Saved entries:

○ ○ ○ ○ ○ ○ ○

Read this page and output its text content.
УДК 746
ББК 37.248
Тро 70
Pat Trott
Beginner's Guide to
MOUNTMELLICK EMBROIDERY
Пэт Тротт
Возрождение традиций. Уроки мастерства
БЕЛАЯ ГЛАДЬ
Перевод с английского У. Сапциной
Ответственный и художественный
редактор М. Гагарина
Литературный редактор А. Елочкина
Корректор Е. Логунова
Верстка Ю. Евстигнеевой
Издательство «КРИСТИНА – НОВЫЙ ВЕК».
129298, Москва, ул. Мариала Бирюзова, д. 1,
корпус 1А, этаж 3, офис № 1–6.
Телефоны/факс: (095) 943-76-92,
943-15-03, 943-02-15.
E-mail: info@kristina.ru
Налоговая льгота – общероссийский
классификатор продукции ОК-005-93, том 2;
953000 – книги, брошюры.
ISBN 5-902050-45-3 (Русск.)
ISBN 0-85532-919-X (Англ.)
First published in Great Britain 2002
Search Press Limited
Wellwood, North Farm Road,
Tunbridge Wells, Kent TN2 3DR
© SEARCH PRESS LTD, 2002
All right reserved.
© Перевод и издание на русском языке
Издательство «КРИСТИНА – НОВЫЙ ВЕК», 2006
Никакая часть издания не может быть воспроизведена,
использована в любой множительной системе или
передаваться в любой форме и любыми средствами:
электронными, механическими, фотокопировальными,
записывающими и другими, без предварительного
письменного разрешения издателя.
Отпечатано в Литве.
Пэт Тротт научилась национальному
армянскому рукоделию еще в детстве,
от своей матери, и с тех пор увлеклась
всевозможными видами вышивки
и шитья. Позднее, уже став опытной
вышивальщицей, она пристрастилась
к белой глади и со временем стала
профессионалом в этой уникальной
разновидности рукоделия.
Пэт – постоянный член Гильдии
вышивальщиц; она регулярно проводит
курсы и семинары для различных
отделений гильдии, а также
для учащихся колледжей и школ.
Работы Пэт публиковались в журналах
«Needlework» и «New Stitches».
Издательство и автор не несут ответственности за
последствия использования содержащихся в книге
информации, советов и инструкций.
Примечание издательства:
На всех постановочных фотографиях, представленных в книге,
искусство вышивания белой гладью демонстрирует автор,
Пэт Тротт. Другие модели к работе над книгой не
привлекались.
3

○ ○ ○ ○ ○ ○ ○

### Task requirements
In the listing, find every line containing the word "КРИСТИНА" and list it.

### Result for this exercise
Издательство «КРИСТИНА – НОВЫЙ ВЕК».
Издательство «КРИСТИНА – НОВЫЙ ВЕК», 2006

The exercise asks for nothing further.